***** TASK MATERIAL *****

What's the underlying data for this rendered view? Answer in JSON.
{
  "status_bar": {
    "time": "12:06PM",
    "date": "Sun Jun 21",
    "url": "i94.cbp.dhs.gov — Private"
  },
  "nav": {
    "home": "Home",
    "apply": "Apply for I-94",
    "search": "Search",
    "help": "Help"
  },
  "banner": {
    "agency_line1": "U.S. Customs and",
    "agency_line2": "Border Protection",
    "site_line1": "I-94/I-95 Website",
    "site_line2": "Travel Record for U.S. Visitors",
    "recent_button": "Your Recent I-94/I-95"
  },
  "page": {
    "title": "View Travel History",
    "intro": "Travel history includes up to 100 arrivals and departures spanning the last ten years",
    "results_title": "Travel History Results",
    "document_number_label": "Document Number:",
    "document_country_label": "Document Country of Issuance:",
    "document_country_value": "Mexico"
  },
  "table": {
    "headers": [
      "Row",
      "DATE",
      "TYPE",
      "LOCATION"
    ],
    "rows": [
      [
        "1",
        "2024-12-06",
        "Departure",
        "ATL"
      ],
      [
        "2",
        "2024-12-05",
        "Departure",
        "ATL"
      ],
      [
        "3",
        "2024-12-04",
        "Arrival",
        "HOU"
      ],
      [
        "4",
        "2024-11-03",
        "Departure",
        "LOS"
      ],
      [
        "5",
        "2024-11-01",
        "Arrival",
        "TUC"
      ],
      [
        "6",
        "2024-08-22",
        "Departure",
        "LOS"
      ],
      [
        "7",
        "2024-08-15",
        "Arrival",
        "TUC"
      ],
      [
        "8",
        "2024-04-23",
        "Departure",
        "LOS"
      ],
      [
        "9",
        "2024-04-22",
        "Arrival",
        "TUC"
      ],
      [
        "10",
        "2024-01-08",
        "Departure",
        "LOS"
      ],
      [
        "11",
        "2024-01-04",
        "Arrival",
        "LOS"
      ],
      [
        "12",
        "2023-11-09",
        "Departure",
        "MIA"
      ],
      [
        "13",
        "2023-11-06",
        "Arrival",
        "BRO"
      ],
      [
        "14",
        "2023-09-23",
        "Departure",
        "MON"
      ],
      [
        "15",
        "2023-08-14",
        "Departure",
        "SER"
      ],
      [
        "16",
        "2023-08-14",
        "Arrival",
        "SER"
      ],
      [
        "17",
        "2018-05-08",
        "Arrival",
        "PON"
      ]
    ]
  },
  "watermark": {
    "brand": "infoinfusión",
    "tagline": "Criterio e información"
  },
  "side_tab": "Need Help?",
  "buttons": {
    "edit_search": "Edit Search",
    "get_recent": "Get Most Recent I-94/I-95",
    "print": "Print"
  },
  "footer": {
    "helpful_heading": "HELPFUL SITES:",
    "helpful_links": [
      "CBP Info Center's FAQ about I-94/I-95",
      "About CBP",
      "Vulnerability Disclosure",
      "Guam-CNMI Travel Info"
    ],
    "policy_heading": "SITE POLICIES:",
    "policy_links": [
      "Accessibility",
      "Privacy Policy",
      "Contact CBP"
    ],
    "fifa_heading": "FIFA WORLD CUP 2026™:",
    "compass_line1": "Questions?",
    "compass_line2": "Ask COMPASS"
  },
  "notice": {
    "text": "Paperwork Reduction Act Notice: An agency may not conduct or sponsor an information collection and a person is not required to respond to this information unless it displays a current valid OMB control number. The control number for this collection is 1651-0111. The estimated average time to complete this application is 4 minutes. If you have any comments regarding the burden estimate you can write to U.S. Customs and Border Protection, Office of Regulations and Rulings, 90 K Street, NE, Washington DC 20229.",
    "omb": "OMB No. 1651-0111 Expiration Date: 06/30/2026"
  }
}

*****

WHAT NEEDS TO BE DONE – Write out every record, exactly as written.

RESPONSE TO THIS EXERCISE –
What's the underlying data for this rendered view? Answer in JSON.
{
  "status_bar": {
    "time": "12:06PM",
    "date": "Sun Jun 21",
    "url": "i94.cbp.dhs.gov — Private"
  },
  "nav": {
    "home": "Home",
    "apply": "Apply for I-94",
    "search": "Search",
    "help": "Help"
  },
  "banner": {
    "agency_line1": "U.S. Customs and",
    "agency_line2": "Border Protection",
    "site_line1": "I-94/I-95 Website",
    "site_line2": "Travel Record for U.S. Visitors",
    "recent_button": "Your Recent I-94/I-95"
  },
  "page": {
    "title": "View Travel History",
    "intro": "Travel history includes up to 100 arrivals and departures spanning the last ten years",
    "results_title": "Travel History Results",
    "document_number_label": "Document Number:",
    "document_country_label": "Document Country of Issuance:",
    "document_country_value": "Mexico"
  },
  "table": {
    "headers": [
      "Row",
      "DATE",
      "TYPE",
      "LOCATION"
    ],
    "rows": [
      [
        "1",
        "2024-12-06",
        "Departure",
        "ATL"
      ],
      [
        "2",
        "2024-12-05",
        "Departure",
        "ATL"
      ],
      [
        "3",
        "2024-12-04",
        "Arrival",
        "HOU"
      ],
      [
        "4",
        "2024-11-03",
        "Departure",
        "LOS"
      ],
      [
        "5",
        "2024-11-01",
        "Arrival",
        "TUC"
      ],
      [
        "6",
        "2024-08-22",
        "Departure",
        "LOS"
      ],
      [
        "7",
        "2024-08-15",
        "Arrival",
        "TUC"
      ],
      [
        "8",
        "2024-04-23",
        "Departure",
        "LOS"
      ],
      [
        "9",
        "2024-04-22",
        "Arrival",
        "TUC"
      ],
      [
        "10",
        "2024-01-08",
        "Departure",
        "LOS"
      ],
      [
        "11",
        "2024-01-04",
        "Arrival",
        "LOS"
      ],
      [
        "12",
        "2023-11-09",
        "Departure",
        "MIA"
      ],
      [
        "13",
        "2023-11-06",
        "Arrival",
        "BRO"
      ],
      [
        "14",
        "2023-09-23",
        "Departure",
        "MON"
      ],
      [
        "15",
        "2023-08-14",
        "Departure",
        "SER"
      ],
      [
        "16",
        "2023-08-14",
        "Arrival",
        "SER"
      ],
      [
        "17",
        "2018-05-08",
        "Arrival",
        "PON"
      ]
    ]
  },
  "watermark": {
    "brand": "infoinfusión",
    "tagline": "Criterio e información"
  },
  "side_tab": "Need Help?",
  "buttons": {
    "edit_search": "Edit Search",
    "get_recent": "Get Most Recent I-94/I-95",
    "print": "Print"
  },
  "footer": {
    "helpful_heading": "HELPFUL SITES:",
    "helpful_links": [
      "CBP Info Center's FAQ about I-94/I-95",
      "About CBP",
      "Vulnerability Disclosure",
      "Guam-CNMI Travel Info"
    ],
    "policy_heading": "SITE POLICIES:",
    "policy_links": [
      "Accessibility",
      "Privacy Policy",
      "Contact CBP"
    ],
    "fifa_heading": "FIFA WORLD CUP 2026™:",
    "compass_line1": "Questions?",
    "compass_line2": "Ask COMPASS"
  },
  "notice": {
    "text": "Paperwork Reduction Act Notice: An agency may not conduct or sponsor an information collection and a person is not required to respond to this information unless it displays a current valid OMB control number. The control number for this collection is 1651-0111. The estimated average time to complete this application is 4 minutes. If you have any comments regarding the burden estimate you can write to U.S. Customs and Border Protection, Office of Regulations and Rulings, 90 K Street, NE, Washington DC 20229.",
    "omb": "OMB No. 1651-0111 Expiration Date: 06/30/2026"
  }
}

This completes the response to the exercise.